Extracted data entries:

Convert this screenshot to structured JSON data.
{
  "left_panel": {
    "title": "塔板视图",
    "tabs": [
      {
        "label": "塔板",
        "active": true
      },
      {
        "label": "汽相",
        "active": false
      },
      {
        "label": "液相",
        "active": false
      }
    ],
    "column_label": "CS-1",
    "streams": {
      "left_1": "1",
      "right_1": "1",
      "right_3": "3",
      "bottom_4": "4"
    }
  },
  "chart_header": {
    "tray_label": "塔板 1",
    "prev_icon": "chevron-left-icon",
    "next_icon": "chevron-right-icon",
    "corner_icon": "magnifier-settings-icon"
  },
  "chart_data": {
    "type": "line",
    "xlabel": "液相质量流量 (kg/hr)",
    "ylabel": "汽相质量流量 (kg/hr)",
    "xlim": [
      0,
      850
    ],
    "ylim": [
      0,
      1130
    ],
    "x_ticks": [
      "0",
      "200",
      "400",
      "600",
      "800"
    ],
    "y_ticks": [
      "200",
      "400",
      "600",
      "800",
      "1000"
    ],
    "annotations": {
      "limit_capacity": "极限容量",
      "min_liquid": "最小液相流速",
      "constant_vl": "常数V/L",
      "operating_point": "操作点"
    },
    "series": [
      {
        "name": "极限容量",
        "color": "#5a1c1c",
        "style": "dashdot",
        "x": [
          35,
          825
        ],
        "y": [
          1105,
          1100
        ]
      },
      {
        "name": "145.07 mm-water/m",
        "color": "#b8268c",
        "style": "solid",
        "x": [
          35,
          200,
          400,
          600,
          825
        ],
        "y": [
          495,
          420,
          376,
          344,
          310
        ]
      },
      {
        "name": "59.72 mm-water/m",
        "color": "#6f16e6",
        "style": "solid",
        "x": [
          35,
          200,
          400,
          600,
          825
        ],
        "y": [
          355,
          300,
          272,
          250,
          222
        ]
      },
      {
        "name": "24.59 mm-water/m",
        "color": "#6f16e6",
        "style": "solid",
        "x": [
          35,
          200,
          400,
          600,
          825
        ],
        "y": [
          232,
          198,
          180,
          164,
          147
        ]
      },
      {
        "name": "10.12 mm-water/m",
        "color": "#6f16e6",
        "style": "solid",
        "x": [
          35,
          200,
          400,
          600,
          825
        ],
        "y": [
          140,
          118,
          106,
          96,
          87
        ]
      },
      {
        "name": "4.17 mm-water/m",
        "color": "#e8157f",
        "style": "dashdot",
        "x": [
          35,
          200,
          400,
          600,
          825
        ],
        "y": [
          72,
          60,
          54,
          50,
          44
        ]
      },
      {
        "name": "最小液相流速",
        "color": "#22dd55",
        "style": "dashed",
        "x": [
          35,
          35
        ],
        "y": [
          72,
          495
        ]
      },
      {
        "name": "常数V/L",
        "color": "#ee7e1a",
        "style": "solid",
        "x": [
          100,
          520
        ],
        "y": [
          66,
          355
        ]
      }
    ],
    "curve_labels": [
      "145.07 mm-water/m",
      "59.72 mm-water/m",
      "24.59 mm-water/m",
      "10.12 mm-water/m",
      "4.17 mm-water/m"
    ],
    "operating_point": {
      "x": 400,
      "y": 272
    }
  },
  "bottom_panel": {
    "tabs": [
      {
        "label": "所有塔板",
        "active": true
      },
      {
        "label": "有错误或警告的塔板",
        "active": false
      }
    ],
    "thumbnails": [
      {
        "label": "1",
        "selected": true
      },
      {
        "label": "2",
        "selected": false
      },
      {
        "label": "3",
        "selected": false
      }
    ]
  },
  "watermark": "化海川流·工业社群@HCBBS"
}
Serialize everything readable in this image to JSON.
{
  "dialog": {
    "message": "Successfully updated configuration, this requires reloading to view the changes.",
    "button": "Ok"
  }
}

- Task directions
Set down the listing above in full, please, exactly as it appears.

- Exercise output
Convert this screenshot to structured JSON data.
{
  "left_panel": {
    "title": "塔板视图",
    "tabs": [
      {
        "label": "塔板",
        "active": true
      },
      {
        "label": "汽相",
        "active": false
      },
      {
        "label": "液相",
        "active": false
      }
    ],
    "column_label": "CS-1",
    "streams": {
      "left_1": "1",
      "right_1": "1",
      "right_3": "3",
      "bottom_4": "4"
    }
  },
  "chart_header": {
    "tray_label": "塔板 1",
    "prev_icon": "chevron-left-icon",
    "next_icon": "chevron-right-icon",
    "corner_icon": "magnifier-settings-icon"
  },
  "chart_data": {
    "type": "line",
    "xlabel": "液相质量流量 (kg/hr)",
    "ylabel": "汽相质量流量 (kg/hr)",
    "xlim": [
      0,
      850
    ],
    "ylim": [
      0,
      1130
    ],
    "x_ticks": [
      "0",
      "200",
      "400",
      "600",
      "800"
    ],
    "y_ticks": [
      "200",
      "400",
      "600",
      "800",
      "1000"
    ],
    "annotations": {
      "limit_capacity": "极限容量",
      "min_liquid": "最小液相流速",
      "constant_vl": "常数V/L",
      "operating_point": "操作点"
    },
    "series": [
      {
        "name": "极限容量",
        "color": "#5a1c1c",
        "style": "dashdot",
        "x": [
          35,
          825
        ],
        "y": [
          1105,
          1100
        ]
      },
      {
        "name": "145.07 mm-water/m",
        "color": "#b8268c",
        "style": "solid",
        "x": [
          35,
          200,
          400,
          600,
          825
        ],
        "y": [
          495,
          420,
          376,
          344,
          310
        ]
      },
      {
        "name": "59.72 mm-water/m",
        "color": "#6f16e6",
        "style": "solid",
        "x": [
          35,
          200,
          400,
          600,
          825
        ],
        "y": [
          355,
          300,
          272,
          250,
          222
        ]
      },
      {
        "name": "24.59 mm-water/m",
        "color": "#6f16e6",
        "style": "solid",
        "x": [
          35,
          200,
          400,
          600,
          825
        ],
        "y": [
          232,
          198,
          180,
          164,
          147
        ]
      },
      {
        "name": "10.12 mm-water/m",
        "color": "#6f16e6",
        "style": "solid",
        "x": [
          35,
          200,
          400,
          600,
          825
        ],
        "y": [
          140,
          118,
          106,
          96,
          87
        ]
      },
      {
        "name": "4.17 mm-water/m",
        "color": "#e8157f",
        "style": "dashdot",
        "x": [
          35,
          200,
          400,
          600,
          825
        ],
        "y": [
          72,
          60,
          54,
          50,
          44
        ]
      },
      {
        "name": "最小液相流速",
        "color": "#22dd55",
        "style": "dashed",
        "x": [
          35,
          35
        ],
        "y": [
          72,
          495
        ]
      },
      {
        "name": "常数V/L",
        "color": "#ee7e1a",
        "style": "solid",
        "x": [
          100,
          520
        ],
        "y": [
          66,
          355
        ]
      }
    ],
    "curve_labels": [
      "145.07 mm-water/m",
      "59.72 mm-water/m",
      "24.59 mm-water/m",
      "10.12 mm-water/m",
      "4.17 mm-water/m"
    ],
    "operating_point": {
      "x": 400,
      "y": 272
    }
  },
  "bottom_panel": {
    "tabs": [
      {
        "label": "所有塔板",
        "active": true
      },
      {
        "label": "有错误或警告的塔板",
        "active": false
      }
    ],
    "thumbnails": [
      {
        "label": "1",
        "selected": true
      },
      {
        "label": "2",
        "selected": false
      },
      {
        "label": "3",
        "selected": false
      }
    ]
  },
  "watermark": "化海川流·工业社群@HCBBS"
}
Serialize everything readable in this image to JSON.
{
  "dialog": {
    "message": "Successfully updated configuration, this requires reloading to view the changes.",
    "button": "Ok"
  }
}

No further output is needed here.